◆ **OBJECTIVE**
Without the images, print all the entries below exactly as given.

-- BEGIN --

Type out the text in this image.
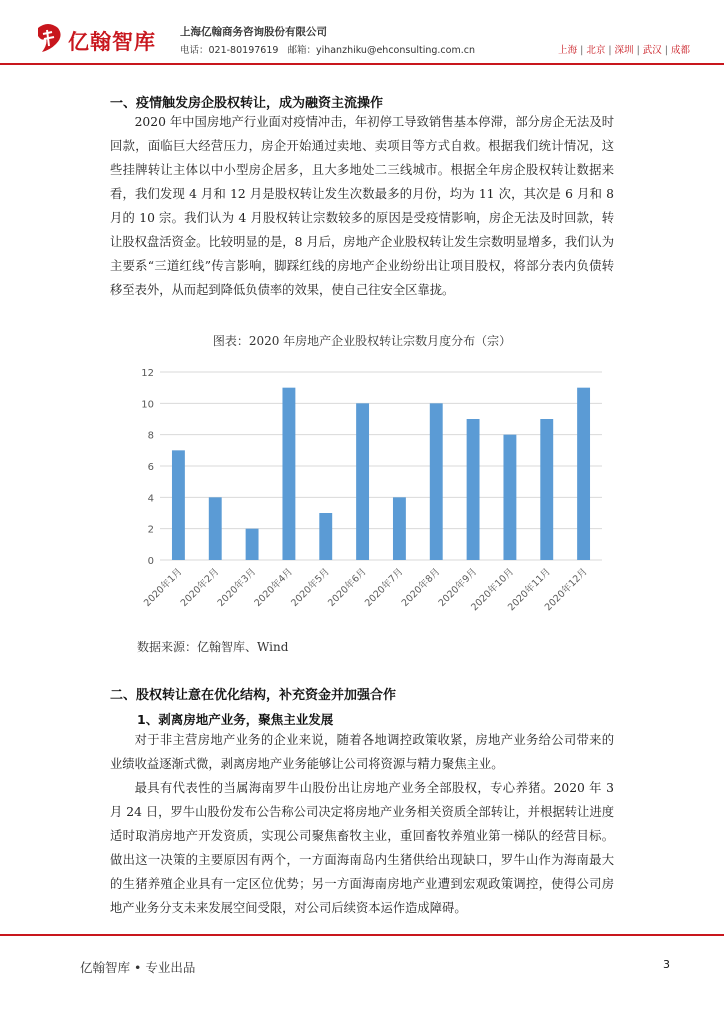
亿翰智库 上海亿翰商务咨询股份有限公司
电话：021-80197619 邮箱：yihanzhiku@ehconsulting.com.cn	上海 | 北京 | 深圳 | 武汉 | 成都
一、疫情触发房企股权转让，成为融资主流操作

2020 年中国房地产行业面对疫情冲击，年初停工导致销售基本停滞，部分房企无法及时回款，面临巨大经营压力，房企开始通过卖地、卖项目等方式自救。根据我们统计情况，这些挂牌转让主体以中小型房企居多，且大多地处二三线城市。根据全年房企股权转让数据来看，我们发现 4 月和 12 月是股权转让发生次数最多的月份，均为 11 次，其次是 6 月和 8 月的 10 宗。我们认为 4 月股权转让宗数较多的原因是受疫情影响，房企无法及时回款，转让股权盘活资金。比较明显的是，8 月后，房地产企业股权转让发生宗数明显增多，我们认为主要系“三道红线”传言影响，脚踩红线的房地产企业纷纷出让项目股权，将部分表内负债转移至表外，从而起到降低负债率的效果，使自己往安全区靠拢。

图表：2020 年房地产企业股权转让宗数月度分布（宗）
0
2
4
6
8
10
12
2020年1月
2020年2月
2020年3月
2020年4月
2020年5月
2020年6月
2020年7月
2020年8月
2020年9月
2020年10月
2020年11月
2020年12月
数据来源：亿翰智库、Wind
二、股权转让意在优化结构，补充资金并加强合作
1、剥离房地产业务，聚焦主业发展

对于非主营房地产业务的企业来说，随着各地调控政策收紧，房地产业务给公司带来的业绩收益逐渐式微，剥离房地产业务能够让公司将资源与精力聚焦主业。

最具有代表性的当属海南罗牛山股份出让房地产业务全部股权，专心养猪。2020 年 3 月 24 日，罗牛山股份发布公告称公司决定将房地产业务相关资质全部转让，并根据转让进度适时取消房地产开发资质，实现公司聚焦畜牧主业，重回畜牧养殖业第一梯队的经营目标。做出这一决策的主要原因有两个，一方面海南岛内生猪供给出现缺口，罗牛山作为海南最大的生猪养殖企业具有一定区位优势；另一方面海南房地产业遭到宏观政策调控，使得公司房地产业务分支未来发展空间受限，对公司后续资本运作造成障碍。

亿翰智库 • 专业出品	3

-- END --

◆ **COMPLETE OUTPUT**
Type out the text in this image.
亿翰智库 上海亿翰商务咨询股份有限公司
电话：021-80197619 邮箱：yihanzhiku@ehconsulting.com.cn	上海 | 北京 | 深圳 | 武汉 | 成都
一、疫情触发房企股权转让，成为融资主流操作

2020 年中国房地产行业面对疫情冲击，年初停工导致销售基本停滞，部分房企无法及时回款，面临巨大经营压力，房企开始通过卖地、卖项目等方式自救。根据我们统计情况，这些挂牌转让主体以中小型房企居多，且大多地处二三线城市。根据全年房企股权转让数据来看，我们发现 4 月和 12 月是股权转让发生次数最多的月份，均为 11 次，其次是 6 月和 8 月的 10 宗。我们认为 4 月股权转让宗数较多的原因是受疫情影响，房企无法及时回款，转让股权盘活资金。比较明显的是，8 月后，房地产企业股权转让发生宗数明显增多，我们认为主要系“三道红线”传言影响，脚踩红线的房地产企业纷纷出让项目股权，将部分表内负债转移至表外，从而起到降低负债率的效果，使自己往安全区靠拢。

图表：2020 年房地产企业股权转让宗数月度分布（宗）
0
2
4
6
8
10
12
2020年1月
2020年2月
2020年3月
2020年4月
2020年5月
2020年6月
2020年7月
2020年8月
2020年9月
2020年10月
2020年11月
2020年12月
数据来源：亿翰智库、Wind
二、股权转让意在优化结构，补充资金并加强合作
1、剥离房地产业务，聚焦主业发展

对于非主营房地产业务的企业来说，随着各地调控政策收紧，房地产业务给公司带来的业绩收益逐渐式微，剥离房地产业务能够让公司将资源与精力聚焦主业。

最具有代表性的当属海南罗牛山股份出让房地产业务全部股权，专心养猪。2020 年 3 月 24 日，罗牛山股份发布公告称公司决定将房地产业务相关资质全部转让，并根据转让进度适时取消房地产开发资质，实现公司聚焦畜牧主业，重回畜牧养殖业第一梯队的经营目标。做出这一决策的主要原因有两个，一方面海南岛内生猪供给出现缺口，罗牛山作为海南最大的生猪养殖企业具有一定区位优势；另一方面海南房地产业遭到宏观政策调控，使得公司房地产业务分支未来发展空间受限，对公司后续资本运作造成障碍。

亿翰智库 • 专业出品	3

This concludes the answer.